● **Work to be completed**: Reproduce all of the listing below without alteration.

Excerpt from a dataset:

========================================

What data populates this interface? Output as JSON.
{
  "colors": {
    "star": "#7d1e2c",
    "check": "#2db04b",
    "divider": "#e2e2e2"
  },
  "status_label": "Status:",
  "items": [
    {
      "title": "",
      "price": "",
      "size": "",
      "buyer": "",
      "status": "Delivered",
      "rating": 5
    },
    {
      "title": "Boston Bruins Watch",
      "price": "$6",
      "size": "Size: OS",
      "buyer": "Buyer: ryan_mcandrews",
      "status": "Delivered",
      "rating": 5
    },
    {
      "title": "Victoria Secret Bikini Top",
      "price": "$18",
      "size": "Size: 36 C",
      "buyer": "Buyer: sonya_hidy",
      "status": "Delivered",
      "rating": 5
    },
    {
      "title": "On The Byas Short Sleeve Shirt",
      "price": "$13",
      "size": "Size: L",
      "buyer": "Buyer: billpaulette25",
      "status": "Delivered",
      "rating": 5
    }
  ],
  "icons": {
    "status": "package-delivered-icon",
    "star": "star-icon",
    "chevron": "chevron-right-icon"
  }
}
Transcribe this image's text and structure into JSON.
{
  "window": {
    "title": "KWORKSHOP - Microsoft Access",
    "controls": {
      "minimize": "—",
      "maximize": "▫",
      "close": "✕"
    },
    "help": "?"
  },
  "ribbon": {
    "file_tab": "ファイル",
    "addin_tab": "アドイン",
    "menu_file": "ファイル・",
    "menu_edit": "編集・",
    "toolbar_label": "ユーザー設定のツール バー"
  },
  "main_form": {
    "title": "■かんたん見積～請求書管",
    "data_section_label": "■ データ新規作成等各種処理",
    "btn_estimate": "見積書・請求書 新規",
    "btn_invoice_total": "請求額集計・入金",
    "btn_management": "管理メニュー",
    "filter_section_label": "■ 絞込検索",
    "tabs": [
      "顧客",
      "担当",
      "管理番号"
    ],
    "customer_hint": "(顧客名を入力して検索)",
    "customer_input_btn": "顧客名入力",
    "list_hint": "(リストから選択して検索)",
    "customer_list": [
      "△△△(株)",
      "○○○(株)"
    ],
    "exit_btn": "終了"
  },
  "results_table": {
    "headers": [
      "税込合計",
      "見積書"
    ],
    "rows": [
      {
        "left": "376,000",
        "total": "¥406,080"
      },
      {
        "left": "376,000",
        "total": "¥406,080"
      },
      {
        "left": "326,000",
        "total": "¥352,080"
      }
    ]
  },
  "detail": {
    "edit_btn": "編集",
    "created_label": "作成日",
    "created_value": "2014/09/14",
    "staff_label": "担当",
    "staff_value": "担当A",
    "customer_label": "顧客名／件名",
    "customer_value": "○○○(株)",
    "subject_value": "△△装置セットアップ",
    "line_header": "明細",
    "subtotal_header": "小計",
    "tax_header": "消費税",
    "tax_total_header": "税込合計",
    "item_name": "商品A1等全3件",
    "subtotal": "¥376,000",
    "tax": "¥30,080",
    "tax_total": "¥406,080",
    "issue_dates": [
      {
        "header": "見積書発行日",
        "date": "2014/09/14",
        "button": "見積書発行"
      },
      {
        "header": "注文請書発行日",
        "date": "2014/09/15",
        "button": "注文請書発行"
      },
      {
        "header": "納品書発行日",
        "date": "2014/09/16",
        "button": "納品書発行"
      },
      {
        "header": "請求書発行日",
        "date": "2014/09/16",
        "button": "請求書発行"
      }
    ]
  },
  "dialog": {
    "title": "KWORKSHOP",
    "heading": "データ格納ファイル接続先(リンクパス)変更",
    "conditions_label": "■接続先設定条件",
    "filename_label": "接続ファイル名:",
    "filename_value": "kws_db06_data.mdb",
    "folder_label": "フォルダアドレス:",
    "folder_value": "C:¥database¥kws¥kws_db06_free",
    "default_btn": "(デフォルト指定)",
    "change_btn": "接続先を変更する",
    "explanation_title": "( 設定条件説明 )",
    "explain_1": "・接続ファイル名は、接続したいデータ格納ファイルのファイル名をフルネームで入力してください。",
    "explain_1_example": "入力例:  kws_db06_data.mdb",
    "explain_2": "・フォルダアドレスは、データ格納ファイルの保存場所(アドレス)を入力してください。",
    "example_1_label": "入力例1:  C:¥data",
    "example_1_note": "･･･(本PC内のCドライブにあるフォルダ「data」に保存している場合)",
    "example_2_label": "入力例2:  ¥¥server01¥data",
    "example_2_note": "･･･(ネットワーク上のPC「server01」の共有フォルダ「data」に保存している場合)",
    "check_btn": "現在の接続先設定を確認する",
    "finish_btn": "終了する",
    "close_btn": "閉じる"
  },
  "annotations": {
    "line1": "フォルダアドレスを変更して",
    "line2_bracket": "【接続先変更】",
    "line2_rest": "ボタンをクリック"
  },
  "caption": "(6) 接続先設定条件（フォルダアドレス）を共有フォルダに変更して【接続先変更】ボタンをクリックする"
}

========================================

● **Result below**:
What data populates this interface? Output as JSON.
{
  "colors": {
    "star": "#7d1e2c",
    "check": "#2db04b",
    "divider": "#e2e2e2"
  },
  "status_label": "Status:",
  "items": [
    {
      "title": "",
      "price": "",
      "size": "",
      "buyer": "",
      "status": "Delivered",
      "rating": 5
    },
    {
      "title": "Boston Bruins Watch",
      "price": "$6",
      "size": "Size: OS",
      "buyer": "Buyer: ryan_mcandrews",
      "status": "Delivered",
      "rating": 5
    },
    {
      "title": "Victoria Secret Bikini Top",
      "price": "$18",
      "size": "Size: 36 C",
      "buyer": "Buyer: sonya_hidy",
      "status": "Delivered",
      "rating": 5
    },
    {
      "title": "On The Byas Short Sleeve Shirt",
      "price": "$13",
      "size": "Size: L",
      "buyer": "Buyer: billpaulette25",
      "status": "Delivered",
      "rating": 5
    }
  ],
  "icons": {
    "status": "package-delivered-icon",
    "star": "star-icon",
    "chevron": "chevron-right-icon"
  }
}
Transcribe this image's text and structure into JSON.
{
  "window": {
    "title": "KWORKSHOP - Microsoft Access",
    "controls": {
      "minimize": "—",
      "maximize": "▫",
      "close": "✕"
    },
    "help": "?"
  },
  "ribbon": {
    "file_tab": "ファイル",
    "addin_tab": "アドイン",
    "menu_file": "ファイル・",
    "menu_edit": "編集・",
    "toolbar_label": "ユーザー設定のツール バー"
  },
  "main_form": {
    "title": "■かんたん見積～請求書管",
    "data_section_label": "■ データ新規作成等各種処理",
    "btn_estimate": "見積書・請求書 新規",
    "btn_invoice_total": "請求額集計・入金",
    "btn_management": "管理メニュー",
    "filter_section_label": "■ 絞込検索",
    "tabs": [
      "顧客",
      "担当",
      "管理番号"
    ],
    "customer_hint": "(顧客名を入力して検索)",
    "customer_input_btn": "顧客名入力",
    "list_hint": "(リストから選択して検索)",
    "customer_list": [
      "△△△(株)",
      "○○○(株)"
    ],
    "exit_btn": "終了"
  },
  "results_table": {
    "headers": [
      "税込合計",
      "見積書"
    ],
    "rows": [
      {
        "left": "376,000",
        "total": "¥406,080"
      },
      {
        "left": "376,000",
        "total": "¥406,080"
      },
      {
        "left": "326,000",
        "total": "¥352,080"
      }
    ]
  },
  "detail": {
    "edit_btn": "編集",
    "created_label": "作成日",
    "created_value": "2014/09/14",
    "staff_label": "担当",
    "staff_value": "担当A",
    "customer_label": "顧客名／件名",
    "customer_value": "○○○(株)",
    "subject_value": "△△装置セットアップ",
    "line_header": "明細",
    "subtotal_header": "小計",
    "tax_header": "消費税",
    "tax_total_header": "税込合計",
    "item_name": "商品A1等全3件",
    "subtotal": "¥376,000",
    "tax": "¥30,080",
    "tax_total": "¥406,080",
    "issue_dates": [
      {
        "header": "見積書発行日",
        "date": "2014/09/14",
        "button": "見積書発行"
      },
      {
        "header": "注文請書発行日",
        "date": "2014/09/15",
        "button": "注文請書発行"
      },
      {
        "header": "納品書発行日",
        "date": "2014/09/16",
        "button": "納品書発行"
      },
      {
        "header": "請求書発行日",
        "date": "2014/09/16",
        "button": "請求書発行"
      }
    ]
  },
  "dialog": {
    "title": "KWORKSHOP",
    "heading": "データ格納ファイル接続先(リンクパス)変更",
    "conditions_label": "■接続先設定条件",
    "filename_label": "接続ファイル名:",
    "filename_value": "kws_db06_data.mdb",
    "folder_label": "フォルダアドレス:",
    "folder_value": "C:¥database¥kws¥kws_db06_free",
    "default_btn": "(デフォルト指定)",
    "change_btn": "接続先を変更する",
    "explanation_title": "( 設定条件説明 )",
    "explain_1": "・接続ファイル名は、接続したいデータ格納ファイルのファイル名をフルネームで入力してください。",
    "explain_1_example": "入力例:  kws_db06_data.mdb",
    "explain_2": "・フォルダアドレスは、データ格納ファイルの保存場所(アドレス)を入力してください。",
    "example_1_label": "入力例1:  C:¥data",
    "example_1_note": "･･･(本PC内のCドライブにあるフォルダ「data」に保存している場合)",
    "example_2_label": "入力例2:  ¥¥server01¥data",
    "example_2_note": "･･･(ネットワーク上のPC「server01」の共有フォルダ「data」に保存している場合)",
    "check_btn": "現在の接続先設定を確認する",
    "finish_btn": "終了する",
    "close_btn": "閉じる"
  },
  "annotations": {
    "line1": "フォルダアドレスを変更して",
    "line2_bracket": "【接続先変更】",
    "line2_rest": "ボタンをクリック"
  },
  "caption": "(6) 接続先設定条件（フォルダアドレス）を共有フォルダに変更して【接続先変更】ボタンをクリックする"
}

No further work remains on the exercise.